Directions →
Identify every line in the records below that contains the word "canadenc", and copy each of those lines.

— begin Data to process —

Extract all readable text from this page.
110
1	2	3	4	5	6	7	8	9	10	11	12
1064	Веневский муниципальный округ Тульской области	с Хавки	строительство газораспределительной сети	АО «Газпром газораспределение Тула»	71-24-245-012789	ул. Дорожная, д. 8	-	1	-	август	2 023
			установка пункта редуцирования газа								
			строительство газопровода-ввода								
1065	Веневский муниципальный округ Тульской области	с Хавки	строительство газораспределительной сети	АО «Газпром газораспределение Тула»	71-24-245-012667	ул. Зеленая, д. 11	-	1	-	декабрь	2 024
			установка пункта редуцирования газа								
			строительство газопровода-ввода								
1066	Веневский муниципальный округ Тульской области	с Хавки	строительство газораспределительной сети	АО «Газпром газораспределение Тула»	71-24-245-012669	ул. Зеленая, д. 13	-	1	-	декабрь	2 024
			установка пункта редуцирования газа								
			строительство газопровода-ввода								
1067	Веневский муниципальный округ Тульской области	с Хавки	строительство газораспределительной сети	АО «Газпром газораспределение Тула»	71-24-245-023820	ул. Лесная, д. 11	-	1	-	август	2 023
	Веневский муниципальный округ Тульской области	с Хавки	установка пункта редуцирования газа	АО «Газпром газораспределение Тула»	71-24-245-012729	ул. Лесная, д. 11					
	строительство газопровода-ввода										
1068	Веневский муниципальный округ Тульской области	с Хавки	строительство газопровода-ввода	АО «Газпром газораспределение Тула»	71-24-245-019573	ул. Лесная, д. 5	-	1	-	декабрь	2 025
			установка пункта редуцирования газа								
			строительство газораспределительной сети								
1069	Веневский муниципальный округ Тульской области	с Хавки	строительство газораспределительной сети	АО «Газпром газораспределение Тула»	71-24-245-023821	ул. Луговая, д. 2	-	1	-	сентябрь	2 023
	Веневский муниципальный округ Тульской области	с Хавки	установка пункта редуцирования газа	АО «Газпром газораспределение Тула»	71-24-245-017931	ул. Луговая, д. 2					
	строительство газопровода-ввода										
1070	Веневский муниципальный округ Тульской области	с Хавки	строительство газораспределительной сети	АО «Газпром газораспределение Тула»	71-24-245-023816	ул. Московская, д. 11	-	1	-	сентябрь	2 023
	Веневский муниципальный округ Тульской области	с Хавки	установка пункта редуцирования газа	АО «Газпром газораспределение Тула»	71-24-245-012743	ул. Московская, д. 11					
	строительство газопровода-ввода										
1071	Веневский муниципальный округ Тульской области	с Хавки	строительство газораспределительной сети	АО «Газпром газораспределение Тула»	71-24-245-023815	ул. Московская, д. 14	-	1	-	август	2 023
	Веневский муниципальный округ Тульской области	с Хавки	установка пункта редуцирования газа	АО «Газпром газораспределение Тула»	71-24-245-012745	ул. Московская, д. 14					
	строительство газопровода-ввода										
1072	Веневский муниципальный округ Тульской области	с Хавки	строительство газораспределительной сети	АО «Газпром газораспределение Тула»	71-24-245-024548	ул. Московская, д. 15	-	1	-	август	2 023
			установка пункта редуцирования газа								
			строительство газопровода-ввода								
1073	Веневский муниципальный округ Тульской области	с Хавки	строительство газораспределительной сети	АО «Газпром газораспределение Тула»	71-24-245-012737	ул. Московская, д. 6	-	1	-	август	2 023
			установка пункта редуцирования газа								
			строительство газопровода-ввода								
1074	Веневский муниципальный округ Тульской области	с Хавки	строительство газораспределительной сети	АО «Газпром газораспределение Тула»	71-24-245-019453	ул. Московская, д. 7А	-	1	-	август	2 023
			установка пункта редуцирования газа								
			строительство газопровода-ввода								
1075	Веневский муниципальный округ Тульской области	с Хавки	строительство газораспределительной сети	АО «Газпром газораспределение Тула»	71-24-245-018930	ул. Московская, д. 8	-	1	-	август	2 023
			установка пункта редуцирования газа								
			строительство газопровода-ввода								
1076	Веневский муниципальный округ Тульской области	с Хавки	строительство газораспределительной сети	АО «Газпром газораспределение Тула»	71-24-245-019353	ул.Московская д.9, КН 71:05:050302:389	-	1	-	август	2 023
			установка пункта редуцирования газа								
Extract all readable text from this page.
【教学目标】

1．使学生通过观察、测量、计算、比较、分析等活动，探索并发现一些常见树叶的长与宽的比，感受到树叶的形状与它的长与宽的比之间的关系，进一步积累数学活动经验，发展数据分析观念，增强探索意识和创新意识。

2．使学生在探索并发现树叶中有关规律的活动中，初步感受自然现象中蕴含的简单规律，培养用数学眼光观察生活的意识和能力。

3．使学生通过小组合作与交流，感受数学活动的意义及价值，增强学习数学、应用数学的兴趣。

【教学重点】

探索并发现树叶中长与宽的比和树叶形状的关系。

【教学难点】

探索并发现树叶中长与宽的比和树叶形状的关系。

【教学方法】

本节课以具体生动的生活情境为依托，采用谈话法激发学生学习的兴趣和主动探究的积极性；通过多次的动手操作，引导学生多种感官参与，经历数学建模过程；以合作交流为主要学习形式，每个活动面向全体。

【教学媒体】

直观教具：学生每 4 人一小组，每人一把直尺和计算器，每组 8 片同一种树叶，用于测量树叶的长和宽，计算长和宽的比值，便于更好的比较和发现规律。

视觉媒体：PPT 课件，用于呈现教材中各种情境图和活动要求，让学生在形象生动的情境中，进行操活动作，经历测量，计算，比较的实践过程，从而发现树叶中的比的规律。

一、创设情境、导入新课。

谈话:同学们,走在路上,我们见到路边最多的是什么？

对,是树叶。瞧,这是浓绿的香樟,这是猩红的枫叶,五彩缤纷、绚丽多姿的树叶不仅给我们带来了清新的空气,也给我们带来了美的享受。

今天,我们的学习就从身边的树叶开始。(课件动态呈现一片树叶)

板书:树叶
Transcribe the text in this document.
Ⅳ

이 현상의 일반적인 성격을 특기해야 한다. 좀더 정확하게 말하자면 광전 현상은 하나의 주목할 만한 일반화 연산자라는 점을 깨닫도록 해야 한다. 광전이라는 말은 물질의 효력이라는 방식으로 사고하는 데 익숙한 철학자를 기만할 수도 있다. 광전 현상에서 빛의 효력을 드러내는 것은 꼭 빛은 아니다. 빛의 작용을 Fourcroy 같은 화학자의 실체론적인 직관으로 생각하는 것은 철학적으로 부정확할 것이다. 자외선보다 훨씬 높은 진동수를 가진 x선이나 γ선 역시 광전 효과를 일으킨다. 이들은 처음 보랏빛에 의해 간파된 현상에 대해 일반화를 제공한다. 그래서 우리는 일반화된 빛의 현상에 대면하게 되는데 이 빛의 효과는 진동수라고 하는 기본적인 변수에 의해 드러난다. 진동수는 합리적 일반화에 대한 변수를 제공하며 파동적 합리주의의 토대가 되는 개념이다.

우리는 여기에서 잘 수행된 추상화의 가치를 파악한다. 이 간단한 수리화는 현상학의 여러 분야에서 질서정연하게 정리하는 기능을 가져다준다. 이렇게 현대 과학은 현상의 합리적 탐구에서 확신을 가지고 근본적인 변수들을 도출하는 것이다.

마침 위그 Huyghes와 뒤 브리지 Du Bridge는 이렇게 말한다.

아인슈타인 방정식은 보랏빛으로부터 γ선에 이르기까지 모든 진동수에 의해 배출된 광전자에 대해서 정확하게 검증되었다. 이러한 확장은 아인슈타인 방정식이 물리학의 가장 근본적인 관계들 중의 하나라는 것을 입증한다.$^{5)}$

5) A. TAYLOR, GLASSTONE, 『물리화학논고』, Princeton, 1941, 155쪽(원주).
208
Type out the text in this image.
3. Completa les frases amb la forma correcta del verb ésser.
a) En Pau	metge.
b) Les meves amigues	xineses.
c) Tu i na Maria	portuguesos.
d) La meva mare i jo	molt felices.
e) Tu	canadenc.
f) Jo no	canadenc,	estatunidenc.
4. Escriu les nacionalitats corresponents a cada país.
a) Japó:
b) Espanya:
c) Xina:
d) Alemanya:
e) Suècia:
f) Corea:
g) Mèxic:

— end Data to process —

Solved exercise →
e) Tu	canadenc.
f) Jo no	canadenc,	estatunidenc.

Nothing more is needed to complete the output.